(GIVEN TASK): Filter the entries that follow, copying every line in which the word "Schwerpunkt" appears.

(DATA SUPPLIED):
■ ■ ■ ■ ■ ■ ■
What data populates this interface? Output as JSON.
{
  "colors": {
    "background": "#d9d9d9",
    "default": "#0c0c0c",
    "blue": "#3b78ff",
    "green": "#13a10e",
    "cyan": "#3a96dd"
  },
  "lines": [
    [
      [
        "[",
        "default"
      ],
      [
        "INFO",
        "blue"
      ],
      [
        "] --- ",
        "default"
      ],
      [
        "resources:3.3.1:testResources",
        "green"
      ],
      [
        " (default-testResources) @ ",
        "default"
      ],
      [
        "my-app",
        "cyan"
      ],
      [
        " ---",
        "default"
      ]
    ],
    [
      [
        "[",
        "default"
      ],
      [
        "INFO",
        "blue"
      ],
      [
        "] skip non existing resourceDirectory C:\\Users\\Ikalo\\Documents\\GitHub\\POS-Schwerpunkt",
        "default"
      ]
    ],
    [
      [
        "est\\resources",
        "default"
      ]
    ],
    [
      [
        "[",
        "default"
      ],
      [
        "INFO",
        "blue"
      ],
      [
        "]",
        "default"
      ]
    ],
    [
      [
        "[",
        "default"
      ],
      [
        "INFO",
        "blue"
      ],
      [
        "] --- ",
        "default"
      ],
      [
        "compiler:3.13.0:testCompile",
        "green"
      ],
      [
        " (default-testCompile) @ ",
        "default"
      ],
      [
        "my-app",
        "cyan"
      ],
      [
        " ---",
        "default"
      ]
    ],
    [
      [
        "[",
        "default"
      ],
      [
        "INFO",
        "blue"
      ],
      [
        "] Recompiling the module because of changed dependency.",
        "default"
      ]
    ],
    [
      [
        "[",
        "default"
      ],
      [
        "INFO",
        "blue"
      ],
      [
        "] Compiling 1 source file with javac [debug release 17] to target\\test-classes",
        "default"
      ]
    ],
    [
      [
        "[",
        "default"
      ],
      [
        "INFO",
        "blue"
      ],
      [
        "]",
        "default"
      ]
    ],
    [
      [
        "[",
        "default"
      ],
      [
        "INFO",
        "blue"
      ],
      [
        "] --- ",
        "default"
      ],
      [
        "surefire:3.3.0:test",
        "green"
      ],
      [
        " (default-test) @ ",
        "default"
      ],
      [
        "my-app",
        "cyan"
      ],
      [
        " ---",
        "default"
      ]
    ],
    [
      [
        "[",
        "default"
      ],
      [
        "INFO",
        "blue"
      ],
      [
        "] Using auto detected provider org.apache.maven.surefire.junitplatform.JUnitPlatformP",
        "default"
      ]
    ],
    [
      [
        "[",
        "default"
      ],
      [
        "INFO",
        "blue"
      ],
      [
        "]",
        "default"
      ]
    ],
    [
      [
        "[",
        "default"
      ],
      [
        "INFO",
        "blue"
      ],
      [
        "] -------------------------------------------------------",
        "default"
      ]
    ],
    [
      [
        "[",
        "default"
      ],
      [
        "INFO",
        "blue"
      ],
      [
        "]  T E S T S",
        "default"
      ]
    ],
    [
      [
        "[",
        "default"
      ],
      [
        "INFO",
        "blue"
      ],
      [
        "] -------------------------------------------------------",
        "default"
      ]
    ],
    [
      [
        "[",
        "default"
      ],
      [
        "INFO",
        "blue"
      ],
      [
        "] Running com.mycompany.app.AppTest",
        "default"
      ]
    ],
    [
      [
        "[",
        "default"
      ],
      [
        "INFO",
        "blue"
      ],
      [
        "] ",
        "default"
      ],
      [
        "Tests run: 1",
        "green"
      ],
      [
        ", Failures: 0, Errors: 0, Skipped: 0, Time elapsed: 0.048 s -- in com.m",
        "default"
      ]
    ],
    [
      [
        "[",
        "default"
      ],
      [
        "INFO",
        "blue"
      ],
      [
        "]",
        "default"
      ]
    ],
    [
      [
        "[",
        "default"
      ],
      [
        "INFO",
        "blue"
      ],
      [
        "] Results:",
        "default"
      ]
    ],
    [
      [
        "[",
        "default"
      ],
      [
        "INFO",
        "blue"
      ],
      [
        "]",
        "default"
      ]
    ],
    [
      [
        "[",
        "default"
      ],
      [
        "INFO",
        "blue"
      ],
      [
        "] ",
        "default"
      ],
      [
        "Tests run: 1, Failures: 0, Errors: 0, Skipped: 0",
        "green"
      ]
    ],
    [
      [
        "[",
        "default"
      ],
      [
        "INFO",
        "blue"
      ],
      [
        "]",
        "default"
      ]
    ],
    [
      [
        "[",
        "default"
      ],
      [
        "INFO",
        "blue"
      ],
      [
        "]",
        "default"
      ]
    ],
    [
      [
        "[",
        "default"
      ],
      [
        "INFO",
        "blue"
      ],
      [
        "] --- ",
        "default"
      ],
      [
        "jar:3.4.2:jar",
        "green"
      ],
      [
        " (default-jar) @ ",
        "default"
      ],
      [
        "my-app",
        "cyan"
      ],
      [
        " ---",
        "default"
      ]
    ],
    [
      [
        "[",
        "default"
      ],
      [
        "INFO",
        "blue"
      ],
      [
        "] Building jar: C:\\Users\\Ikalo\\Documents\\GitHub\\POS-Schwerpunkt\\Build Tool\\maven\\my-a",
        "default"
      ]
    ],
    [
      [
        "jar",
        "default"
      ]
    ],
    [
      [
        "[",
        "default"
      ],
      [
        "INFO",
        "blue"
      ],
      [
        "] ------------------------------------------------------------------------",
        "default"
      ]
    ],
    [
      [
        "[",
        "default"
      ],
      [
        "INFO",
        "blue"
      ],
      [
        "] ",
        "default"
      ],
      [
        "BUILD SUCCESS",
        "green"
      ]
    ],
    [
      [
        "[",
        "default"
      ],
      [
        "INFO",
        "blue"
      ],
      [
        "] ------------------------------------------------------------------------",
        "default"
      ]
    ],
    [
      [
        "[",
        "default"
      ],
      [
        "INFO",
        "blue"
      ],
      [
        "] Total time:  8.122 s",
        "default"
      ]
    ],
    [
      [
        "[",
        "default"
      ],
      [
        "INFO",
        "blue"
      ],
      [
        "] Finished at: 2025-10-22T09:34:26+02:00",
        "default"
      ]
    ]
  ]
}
■ ■ ■ ■ ■ ■ ■
(FINISHED TASK):
        "] skip non existing resourceDirectory C:\\Users\\Ikalo\\Documents\\GitHub\\POS-Schwerpunkt",
        "] Building jar: C:\\Users\\Ikalo\\Documents\\GitHub\\POS-Schwerpunkt\\Build Tool\\maven\\my-a",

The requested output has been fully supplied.